Wherever the string "setările" occurs in a line of these records, report that line.
'''
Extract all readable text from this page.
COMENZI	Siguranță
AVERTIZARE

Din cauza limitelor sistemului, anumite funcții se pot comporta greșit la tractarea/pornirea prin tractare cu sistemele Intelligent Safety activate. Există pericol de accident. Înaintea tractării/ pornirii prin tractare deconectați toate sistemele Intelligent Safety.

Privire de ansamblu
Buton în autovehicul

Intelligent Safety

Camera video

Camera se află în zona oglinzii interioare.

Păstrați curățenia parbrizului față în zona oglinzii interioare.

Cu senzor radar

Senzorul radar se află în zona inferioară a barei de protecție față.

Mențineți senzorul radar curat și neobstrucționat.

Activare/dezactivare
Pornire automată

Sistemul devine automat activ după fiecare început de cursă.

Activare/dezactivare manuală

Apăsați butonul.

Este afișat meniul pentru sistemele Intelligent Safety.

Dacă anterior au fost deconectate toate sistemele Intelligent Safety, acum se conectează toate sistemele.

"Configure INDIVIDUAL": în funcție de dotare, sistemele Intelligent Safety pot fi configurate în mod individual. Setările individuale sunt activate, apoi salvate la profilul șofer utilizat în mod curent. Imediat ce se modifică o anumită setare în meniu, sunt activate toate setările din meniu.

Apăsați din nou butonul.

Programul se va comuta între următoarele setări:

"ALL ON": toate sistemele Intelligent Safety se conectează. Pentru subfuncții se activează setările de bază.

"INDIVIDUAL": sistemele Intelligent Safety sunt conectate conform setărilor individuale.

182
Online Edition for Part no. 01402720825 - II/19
'''
- Task result:
"Configure INDIVIDUAL": în funcție de dotare, sistemele Intelligent Safety pot fi configurate în mod individual. Setările individuale sunt activate, apoi salvate la profilul șofer utilizat în mod curent. Imediat ce se modifică o anumită setare în meniu, sunt activate toate setările din meniu.
"ALL ON": toate sistemele Intelligent Safety se conectează. Pentru subfuncții se activează setările de bază.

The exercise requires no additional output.